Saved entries
☆ ☆ ☆ ☆

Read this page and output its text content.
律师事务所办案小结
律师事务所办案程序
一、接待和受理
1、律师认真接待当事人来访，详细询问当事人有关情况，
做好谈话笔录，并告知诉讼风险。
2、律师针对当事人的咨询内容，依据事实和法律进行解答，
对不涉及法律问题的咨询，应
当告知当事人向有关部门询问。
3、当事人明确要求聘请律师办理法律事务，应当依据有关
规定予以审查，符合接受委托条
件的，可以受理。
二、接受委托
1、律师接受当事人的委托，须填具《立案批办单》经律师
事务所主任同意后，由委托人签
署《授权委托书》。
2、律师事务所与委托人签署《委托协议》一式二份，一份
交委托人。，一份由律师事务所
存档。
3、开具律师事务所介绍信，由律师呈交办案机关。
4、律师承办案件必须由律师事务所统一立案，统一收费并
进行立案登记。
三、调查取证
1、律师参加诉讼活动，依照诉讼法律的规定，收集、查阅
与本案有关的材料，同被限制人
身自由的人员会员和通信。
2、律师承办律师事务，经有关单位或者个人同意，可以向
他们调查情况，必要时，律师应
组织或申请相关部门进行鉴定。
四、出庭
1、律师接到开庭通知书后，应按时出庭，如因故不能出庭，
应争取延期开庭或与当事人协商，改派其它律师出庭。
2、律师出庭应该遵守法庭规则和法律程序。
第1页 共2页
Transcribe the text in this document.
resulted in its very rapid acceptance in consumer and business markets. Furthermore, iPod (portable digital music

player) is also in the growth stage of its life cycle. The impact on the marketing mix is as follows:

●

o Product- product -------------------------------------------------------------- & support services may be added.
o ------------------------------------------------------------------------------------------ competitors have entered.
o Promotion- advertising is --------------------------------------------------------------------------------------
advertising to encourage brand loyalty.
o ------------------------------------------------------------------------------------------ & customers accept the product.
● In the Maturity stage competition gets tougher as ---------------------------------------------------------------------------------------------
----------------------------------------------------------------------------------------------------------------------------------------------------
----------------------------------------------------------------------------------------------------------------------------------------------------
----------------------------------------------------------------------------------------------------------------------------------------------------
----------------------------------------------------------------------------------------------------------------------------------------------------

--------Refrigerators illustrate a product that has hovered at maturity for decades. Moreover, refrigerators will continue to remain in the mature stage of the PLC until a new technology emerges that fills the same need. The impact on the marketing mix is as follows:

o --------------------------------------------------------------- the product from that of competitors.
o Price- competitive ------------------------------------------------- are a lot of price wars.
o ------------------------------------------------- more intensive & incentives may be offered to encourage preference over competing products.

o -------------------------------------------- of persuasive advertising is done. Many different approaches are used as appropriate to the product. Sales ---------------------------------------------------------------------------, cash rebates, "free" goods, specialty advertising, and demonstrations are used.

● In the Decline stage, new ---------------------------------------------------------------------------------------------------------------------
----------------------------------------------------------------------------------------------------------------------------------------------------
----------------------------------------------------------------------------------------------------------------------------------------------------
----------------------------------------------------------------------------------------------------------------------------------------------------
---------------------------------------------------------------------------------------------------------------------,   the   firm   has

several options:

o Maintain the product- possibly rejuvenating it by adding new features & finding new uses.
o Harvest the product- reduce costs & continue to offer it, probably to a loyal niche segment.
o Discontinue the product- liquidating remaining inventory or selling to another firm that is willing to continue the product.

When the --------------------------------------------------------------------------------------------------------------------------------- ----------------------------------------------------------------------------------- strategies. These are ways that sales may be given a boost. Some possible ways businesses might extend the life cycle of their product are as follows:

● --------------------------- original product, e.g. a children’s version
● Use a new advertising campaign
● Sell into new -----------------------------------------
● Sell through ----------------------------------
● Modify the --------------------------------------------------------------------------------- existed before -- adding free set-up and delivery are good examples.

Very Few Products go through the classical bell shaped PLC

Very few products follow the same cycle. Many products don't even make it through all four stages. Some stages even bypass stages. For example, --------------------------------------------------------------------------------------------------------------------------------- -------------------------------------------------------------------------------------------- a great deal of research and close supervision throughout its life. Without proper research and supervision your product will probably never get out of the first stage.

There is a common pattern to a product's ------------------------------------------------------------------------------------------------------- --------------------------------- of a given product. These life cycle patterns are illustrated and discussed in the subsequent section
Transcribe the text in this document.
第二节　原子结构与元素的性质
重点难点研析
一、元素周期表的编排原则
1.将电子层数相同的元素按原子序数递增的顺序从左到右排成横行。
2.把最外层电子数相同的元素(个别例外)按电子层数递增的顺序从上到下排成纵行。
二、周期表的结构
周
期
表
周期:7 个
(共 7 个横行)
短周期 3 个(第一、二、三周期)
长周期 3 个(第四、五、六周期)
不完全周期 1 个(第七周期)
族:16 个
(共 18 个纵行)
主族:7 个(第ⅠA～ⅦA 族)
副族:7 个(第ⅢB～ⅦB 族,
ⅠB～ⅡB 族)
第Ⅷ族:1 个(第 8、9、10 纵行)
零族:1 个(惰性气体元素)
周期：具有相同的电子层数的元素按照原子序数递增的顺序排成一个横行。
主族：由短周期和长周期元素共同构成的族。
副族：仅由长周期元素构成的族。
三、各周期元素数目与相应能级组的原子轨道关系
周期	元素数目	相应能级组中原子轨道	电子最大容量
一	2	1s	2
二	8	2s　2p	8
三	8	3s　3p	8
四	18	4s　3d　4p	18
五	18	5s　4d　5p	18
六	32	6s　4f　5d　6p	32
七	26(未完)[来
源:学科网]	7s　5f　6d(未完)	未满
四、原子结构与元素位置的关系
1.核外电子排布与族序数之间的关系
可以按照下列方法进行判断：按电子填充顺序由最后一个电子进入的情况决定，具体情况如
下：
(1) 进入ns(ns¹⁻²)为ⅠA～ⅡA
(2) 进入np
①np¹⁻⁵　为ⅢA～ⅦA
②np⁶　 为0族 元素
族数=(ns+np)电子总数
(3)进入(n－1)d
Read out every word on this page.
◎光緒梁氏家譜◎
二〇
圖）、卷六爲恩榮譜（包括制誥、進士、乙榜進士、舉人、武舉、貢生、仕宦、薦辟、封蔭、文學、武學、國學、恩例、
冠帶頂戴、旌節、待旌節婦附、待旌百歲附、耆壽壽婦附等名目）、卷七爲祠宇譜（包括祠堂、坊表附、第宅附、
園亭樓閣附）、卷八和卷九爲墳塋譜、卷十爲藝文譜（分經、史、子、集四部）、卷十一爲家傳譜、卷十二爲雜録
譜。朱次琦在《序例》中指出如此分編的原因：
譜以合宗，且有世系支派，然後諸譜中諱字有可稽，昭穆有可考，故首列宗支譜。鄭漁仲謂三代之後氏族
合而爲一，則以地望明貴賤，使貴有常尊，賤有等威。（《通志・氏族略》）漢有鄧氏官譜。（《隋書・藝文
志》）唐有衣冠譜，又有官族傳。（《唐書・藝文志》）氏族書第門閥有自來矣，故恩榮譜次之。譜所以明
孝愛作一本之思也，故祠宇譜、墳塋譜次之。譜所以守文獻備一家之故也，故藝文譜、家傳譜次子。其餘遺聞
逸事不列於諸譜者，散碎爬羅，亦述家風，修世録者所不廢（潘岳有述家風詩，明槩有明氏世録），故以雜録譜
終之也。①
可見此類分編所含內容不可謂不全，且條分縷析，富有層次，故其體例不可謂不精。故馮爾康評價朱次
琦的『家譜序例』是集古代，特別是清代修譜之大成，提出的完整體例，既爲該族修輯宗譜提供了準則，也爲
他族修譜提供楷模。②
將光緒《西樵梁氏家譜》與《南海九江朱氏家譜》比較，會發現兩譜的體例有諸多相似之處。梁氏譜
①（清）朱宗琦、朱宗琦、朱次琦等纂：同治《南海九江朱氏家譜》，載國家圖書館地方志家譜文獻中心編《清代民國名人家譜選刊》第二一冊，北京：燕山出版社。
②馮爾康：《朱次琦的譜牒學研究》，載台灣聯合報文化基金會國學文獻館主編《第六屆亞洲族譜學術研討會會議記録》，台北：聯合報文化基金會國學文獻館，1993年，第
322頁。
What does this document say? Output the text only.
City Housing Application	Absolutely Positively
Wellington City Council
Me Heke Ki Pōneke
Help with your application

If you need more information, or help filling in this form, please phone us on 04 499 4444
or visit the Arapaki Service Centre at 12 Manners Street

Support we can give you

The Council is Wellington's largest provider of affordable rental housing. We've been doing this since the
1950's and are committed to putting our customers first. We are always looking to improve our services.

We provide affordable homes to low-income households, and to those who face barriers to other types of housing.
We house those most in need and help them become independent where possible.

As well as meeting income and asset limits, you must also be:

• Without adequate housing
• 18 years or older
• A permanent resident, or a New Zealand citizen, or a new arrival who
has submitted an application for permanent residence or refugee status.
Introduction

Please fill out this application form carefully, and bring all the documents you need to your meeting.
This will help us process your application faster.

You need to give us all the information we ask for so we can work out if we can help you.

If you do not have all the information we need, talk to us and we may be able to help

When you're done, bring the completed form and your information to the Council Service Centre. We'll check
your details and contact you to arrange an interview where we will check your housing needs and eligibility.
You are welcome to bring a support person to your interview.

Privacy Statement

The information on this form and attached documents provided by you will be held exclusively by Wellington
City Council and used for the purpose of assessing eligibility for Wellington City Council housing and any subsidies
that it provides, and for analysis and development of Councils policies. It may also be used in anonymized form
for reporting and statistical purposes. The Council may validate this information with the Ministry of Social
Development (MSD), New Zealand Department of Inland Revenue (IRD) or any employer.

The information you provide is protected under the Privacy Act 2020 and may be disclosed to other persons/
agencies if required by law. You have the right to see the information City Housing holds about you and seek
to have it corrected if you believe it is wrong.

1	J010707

☆ ☆ ☆ ☆

▸ **Stated task**:
Pull out the lines above in which the word "text" appears.

▸ **Task result**:
Read this page and output its text content.
Transcribe the text in this document.
Transcribe the text in this document.
What does this document say? Output the text only.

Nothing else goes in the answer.